___ SELECTED EXCERPT
Given we mask every reg-based pointer arithmetic for
unprivileged programs, we've been looking into how it could
affect real-world programs in terms of size increase. As the
majority of programs are targeted for privileged-only use
case, we've unconditionally enabled masking (with its alu
restrictions on top of it) for privileged programs for the
sake of testing in order to check i) whether they get rejected
in its current form, and ii) by how much the number of
instructions and size will increase. We've tested this by
using Katran, Cilium and test_l4lb from the kernel selftests.
For Katran we've evaluated balancer_kern.o, Cilium bpf_lxc.o
and an older test object bpf_lxc_opt_-DUNKNOWN.o and l4lb
we've used test_l4lb.o as well as test_l4lb_noinline.o. We
found that none of the programs got rejected by the verifier
with this change, and that impact is rather minimal to none.
balancer_kern.o had 13,904 bytes (1,738 insns) xlated and
7,797 bytes JITed before and after the change. Most complex
program in bpf_lxc.o had 30,544 bytes (3,817 insns) xlated
and 18,538 bytes JITed before and after and none of the other
tail call programs in bpf_lxc.o had any changes either. For
the older bpf_lxc_opt_-DUNKNOWN.o object we found a small
increase from 20,616 bytes (2,576 insns) and 12,536 bytes JITed
before to 20,664 bytes (2,582 insns) and 12,558 bytes JITed
after the change. Other programs from that object file had
similar small increase. Both test_l4lb.o had no change and
remained at 6,544 bytes (817 insns) xlated and 3,401 bytes
JITed and for test_l4lb_noinline.o constant at 5,080 bytes
(634 insns) xlated and 3,313 bytes JITed. This can be explained
in that LLVM typically optimizes stack based pointer arithmetic
by using K-based operations and that use of dynamic map access
is not overly frequent. However, in future we may decide to
optimize the algorithm further under known guarantees from
branch and value speculation. Latter seems also unclear in
terms of prediction heuristics that today's CPUs apply as well
as whether there could be collisions in e.g. the predictor's
Value History/Pattern Table for triggering out of bounds access,
thus masking is performed unconditionally at this point but could
be subject to relaxation later on. We were generally also
brainstorming various other approaches for mitigation, but the
blocker was always lack of available registers at runtime and/or
overhead for runtime tracking of limits belonging to a specific
pointer. Thus, we found this to be minimally intrusive under
given constraints.
______
• _AIM 1_
In the excerpt on pointer masking, how many bytes did balancer_kern.o take when JITed?
• _AIM 2_
Decide whether each statement agrees with the excerpt on pointer masking. Give yes or no, and quote the words that settle it.
(a) The verifier rejected none of the tested programs after the change.
(b) test_l4lb.o got larger after the change.
(c) Other mitigation approaches were blocked by lack of available registers at runtime or by the overhead of tracking limits.
• _AIM 3_
List every object file that the excerpt on pointer masking says was evaluated.
Base every answer on the excerpt on pointer masking and nothing else.
___ GIVEN INFORMATION
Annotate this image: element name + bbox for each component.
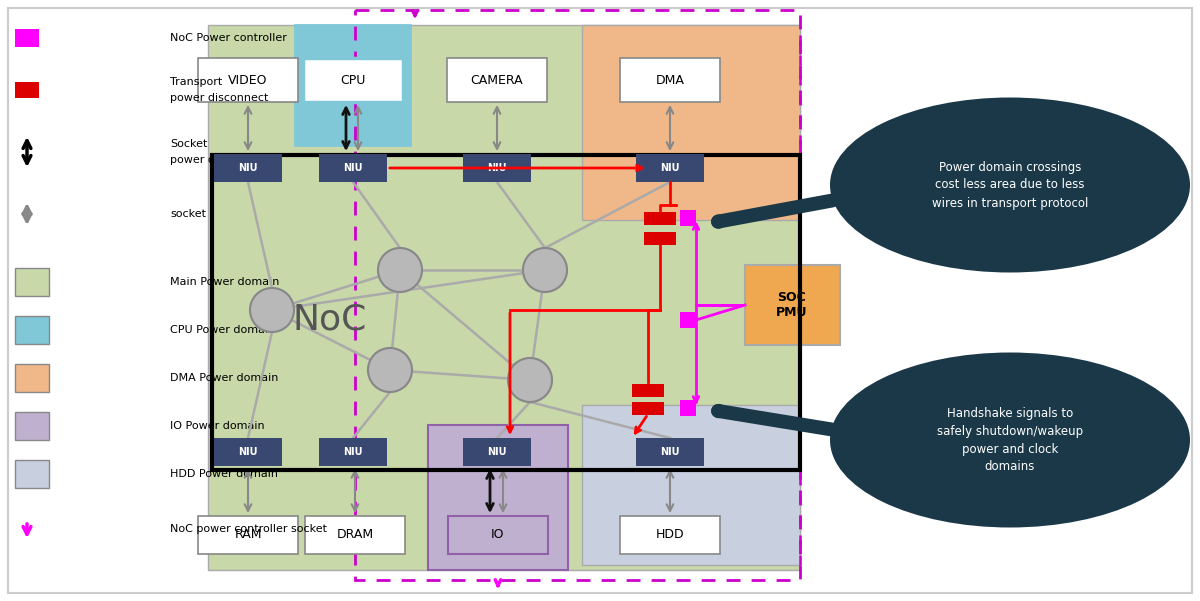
______
• _FINISHED ANSWER 1_
It took 7,797 bytes both before and after the change.

• _FINISHED ANSWER 2_
(a) Yes: "none of the programs got rejected by the verifier"
(b) No: "Both test_l4lb.o had no change"
(c) Yes: "the blocker was always lack of available registers at runtime and/or overhead for runtime tracking of limits belonging to a specific pointer"

• _FINISHED ANSWER 3_
- balancer_kern.o
- bpf_lxc.o
- bpf_lxc_opt_-DUNKNOWN.o
- test_l4lb.o
- test_l4lb_noinline.o